_Stated goal_
All the records that follow need to be reproduced exactly. Omit the images.

[Data excerpts]
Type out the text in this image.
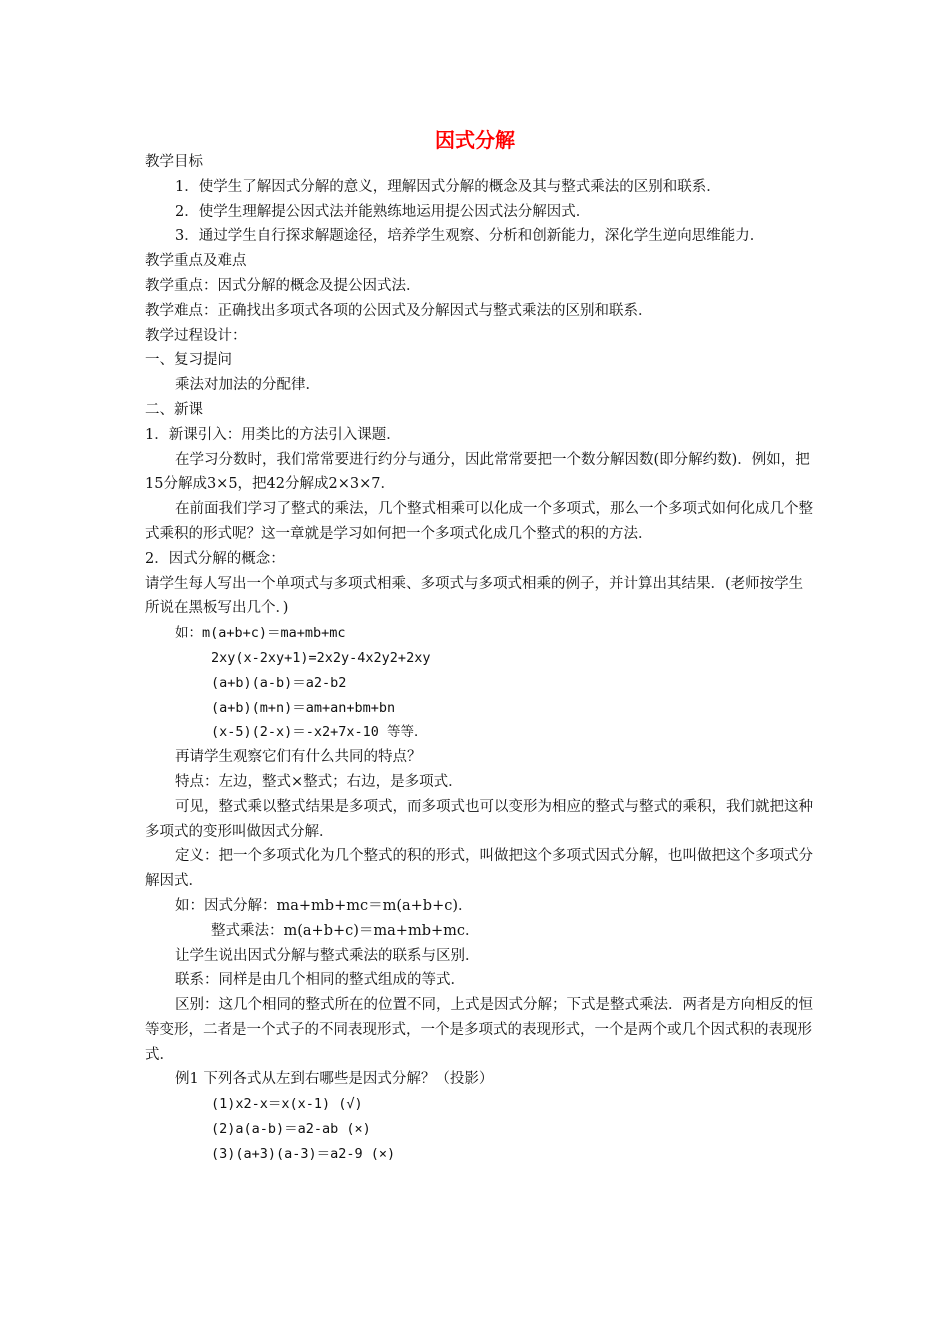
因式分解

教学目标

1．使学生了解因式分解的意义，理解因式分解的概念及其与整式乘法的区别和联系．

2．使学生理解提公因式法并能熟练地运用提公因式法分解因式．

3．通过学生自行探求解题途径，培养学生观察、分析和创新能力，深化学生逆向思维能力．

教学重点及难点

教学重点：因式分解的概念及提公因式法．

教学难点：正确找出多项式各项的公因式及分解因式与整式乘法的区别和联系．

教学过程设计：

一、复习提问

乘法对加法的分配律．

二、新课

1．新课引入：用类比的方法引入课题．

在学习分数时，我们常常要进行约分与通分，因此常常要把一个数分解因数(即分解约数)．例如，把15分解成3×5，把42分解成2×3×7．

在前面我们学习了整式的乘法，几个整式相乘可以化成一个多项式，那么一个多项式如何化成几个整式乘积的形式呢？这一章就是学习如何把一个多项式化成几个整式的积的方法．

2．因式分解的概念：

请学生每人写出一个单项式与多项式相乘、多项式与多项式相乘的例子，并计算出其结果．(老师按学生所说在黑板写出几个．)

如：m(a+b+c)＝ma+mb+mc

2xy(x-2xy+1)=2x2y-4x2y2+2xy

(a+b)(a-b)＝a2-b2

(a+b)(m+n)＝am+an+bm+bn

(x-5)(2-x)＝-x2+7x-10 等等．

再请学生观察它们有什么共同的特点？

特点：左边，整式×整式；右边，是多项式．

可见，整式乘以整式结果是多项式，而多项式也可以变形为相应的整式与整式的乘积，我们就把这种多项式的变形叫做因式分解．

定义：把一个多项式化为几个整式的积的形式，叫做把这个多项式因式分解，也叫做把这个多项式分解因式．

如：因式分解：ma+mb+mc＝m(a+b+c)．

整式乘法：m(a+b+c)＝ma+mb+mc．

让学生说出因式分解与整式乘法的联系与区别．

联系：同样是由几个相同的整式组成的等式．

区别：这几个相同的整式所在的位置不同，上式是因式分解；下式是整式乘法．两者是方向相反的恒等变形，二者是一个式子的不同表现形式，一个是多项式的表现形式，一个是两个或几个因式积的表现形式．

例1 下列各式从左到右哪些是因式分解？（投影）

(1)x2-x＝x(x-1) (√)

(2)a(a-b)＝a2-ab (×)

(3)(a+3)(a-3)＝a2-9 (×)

_Answer below_
Type out the text in this image.
因式分解

教学目标

1．使学生了解因式分解的意义，理解因式分解的概念及其与整式乘法的区别和联系．

2．使学生理解提公因式法并能熟练地运用提公因式法分解因式．

3．通过学生自行探求解题途径，培养学生观察、分析和创新能力，深化学生逆向思维能力．

教学重点及难点

教学重点：因式分解的概念及提公因式法．

教学难点：正确找出多项式各项的公因式及分解因式与整式乘法的区别和联系．

教学过程设计：

一、复习提问

乘法对加法的分配律．

二、新课

1．新课引入：用类比的方法引入课题．

在学习分数时，我们常常要进行约分与通分，因此常常要把一个数分解因数(即分解约数)．例如，把15分解成3×5，把42分解成2×3×7．

在前面我们学习了整式的乘法，几个整式相乘可以化成一个多项式，那么一个多项式如何化成几个整式乘积的形式呢？这一章就是学习如何把一个多项式化成几个整式的积的方法．

2．因式分解的概念：

请学生每人写出一个单项式与多项式相乘、多项式与多项式相乘的例子，并计算出其结果．(老师按学生所说在黑板写出几个．)

如：m(a+b+c)＝ma+mb+mc

2xy(x-2xy+1)=2x2y-4x2y2+2xy

(a+b)(a-b)＝a2-b2

(a+b)(m+n)＝am+an+bm+bn

(x-5)(2-x)＝-x2+7x-10 等等．

再请学生观察它们有什么共同的特点？

特点：左边，整式×整式；右边，是多项式．

可见，整式乘以整式结果是多项式，而多项式也可以变形为相应的整式与整式的乘积，我们就把这种多项式的变形叫做因式分解．

定义：把一个多项式化为几个整式的积的形式，叫做把这个多项式因式分解，也叫做把这个多项式分解因式．

如：因式分解：ma+mb+mc＝m(a+b+c)．

整式乘法：m(a+b+c)＝ma+mb+mc．

让学生说出因式分解与整式乘法的联系与区别．

联系：同样是由几个相同的整式组成的等式．

区别：这几个相同的整式所在的位置不同，上式是因式分解；下式是整式乘法．两者是方向相反的恒等变形，二者是一个式子的不同表现形式，一个是多项式的表现形式，一个是两个或几个因式积的表现形式．

例1 下列各式从左到右哪些是因式分解？（投影）

(1)x2-x＝x(x-1) (√)

(2)a(a-b)＝a2-ab (×)

(3)(a+3)(a-3)＝a2-9 (×)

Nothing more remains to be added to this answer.